## EXERCISE PROMPT
Give all of the lines again exactly as they read.

** start of DATASET EXCERPTS **

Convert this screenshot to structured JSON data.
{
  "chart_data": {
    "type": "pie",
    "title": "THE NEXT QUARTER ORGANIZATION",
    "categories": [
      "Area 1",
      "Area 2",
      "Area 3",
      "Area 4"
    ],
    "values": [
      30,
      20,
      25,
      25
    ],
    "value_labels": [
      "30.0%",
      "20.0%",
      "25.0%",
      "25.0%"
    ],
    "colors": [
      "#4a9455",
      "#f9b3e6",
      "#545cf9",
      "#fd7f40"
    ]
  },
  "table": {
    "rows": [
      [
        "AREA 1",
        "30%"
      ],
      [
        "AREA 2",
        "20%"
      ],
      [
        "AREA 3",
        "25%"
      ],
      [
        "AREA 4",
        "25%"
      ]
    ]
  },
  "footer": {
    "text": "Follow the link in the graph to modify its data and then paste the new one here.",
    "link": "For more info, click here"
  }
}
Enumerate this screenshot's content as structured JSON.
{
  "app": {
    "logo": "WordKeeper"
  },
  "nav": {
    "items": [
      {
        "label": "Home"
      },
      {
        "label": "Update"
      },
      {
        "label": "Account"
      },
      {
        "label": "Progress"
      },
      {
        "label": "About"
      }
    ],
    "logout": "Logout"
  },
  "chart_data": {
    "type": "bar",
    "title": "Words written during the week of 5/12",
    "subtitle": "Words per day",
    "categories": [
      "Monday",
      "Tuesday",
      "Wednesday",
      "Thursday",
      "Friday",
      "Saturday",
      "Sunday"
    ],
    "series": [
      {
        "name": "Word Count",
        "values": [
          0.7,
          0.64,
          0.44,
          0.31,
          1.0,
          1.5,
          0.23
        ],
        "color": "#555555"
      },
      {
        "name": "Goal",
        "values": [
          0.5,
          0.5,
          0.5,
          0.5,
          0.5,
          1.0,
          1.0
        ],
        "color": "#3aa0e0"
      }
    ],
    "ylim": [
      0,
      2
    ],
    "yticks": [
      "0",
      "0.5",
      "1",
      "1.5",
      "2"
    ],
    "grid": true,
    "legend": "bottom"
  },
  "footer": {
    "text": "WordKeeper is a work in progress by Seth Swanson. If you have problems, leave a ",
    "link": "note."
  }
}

** end of DATASET EXCERPTS **

## EXERCISE RESULT
Convert this screenshot to structured JSON data.
{
  "chart_data": {
    "type": "pie",
    "title": "THE NEXT QUARTER ORGANIZATION",
    "categories": [
      "Area 1",
      "Area 2",
      "Area 3",
      "Area 4"
    ],
    "values": [
      30,
      20,
      25,
      25
    ],
    "value_labels": [
      "30.0%",
      "20.0%",
      "25.0%",
      "25.0%"
    ],
    "colors": [
      "#4a9455",
      "#f9b3e6",
      "#545cf9",
      "#fd7f40"
    ]
  },
  "table": {
    "rows": [
      [
        "AREA 1",
        "30%"
      ],
      [
        "AREA 2",
        "20%"
      ],
      [
        "AREA 3",
        "25%"
      ],
      [
        "AREA 4",
        "25%"
      ]
    ]
  },
  "footer": {
    "text": "Follow the link in the graph to modify its data and then paste the new one here.",
    "link": "For more info, click here"
  }
}
Enumerate this screenshot's content as structured JSON.
{
  "app": {
    "logo": "WordKeeper"
  },
  "nav": {
    "items": [
      {
        "label": "Home"
      },
      {
        "label": "Update"
      },
      {
        "label": "Account"
      },
      {
        "label": "Progress"
      },
      {
        "label": "About"
      }
    ],
    "logout": "Logout"
  },
  "chart_data": {
    "type": "bar",
    "title": "Words written during the week of 5/12",
    "subtitle": "Words per day",
    "categories": [
      "Monday",
      "Tuesday",
      "Wednesday",
      "Thursday",
      "Friday",
      "Saturday",
      "Sunday"
    ],
    "series": [
      {
        "name": "Word Count",
        "values": [
          0.7,
          0.64,
          0.44,
          0.31,
          1.0,
          1.5,
          0.23
        ],
        "color": "#555555"
      },
      {
        "name": "Goal",
        "values": [
          0.5,
          0.5,
          0.5,
          0.5,
          0.5,
          1.0,
          1.0
        ],
        "color": "#3aa0e0"
      }
    ],
    "ylim": [
      0,
      2
    ],
    "yticks": [
      "0",
      "0.5",
      "1",
      "1.5",
      "2"
    ],
    "grid": true,
    "legend": "bottom"
  },
  "footer": {
    "text": "WordKeeper is a work in progress by Seth Swanson. If you have problems, leave a ",
    "link": "note."
  }
}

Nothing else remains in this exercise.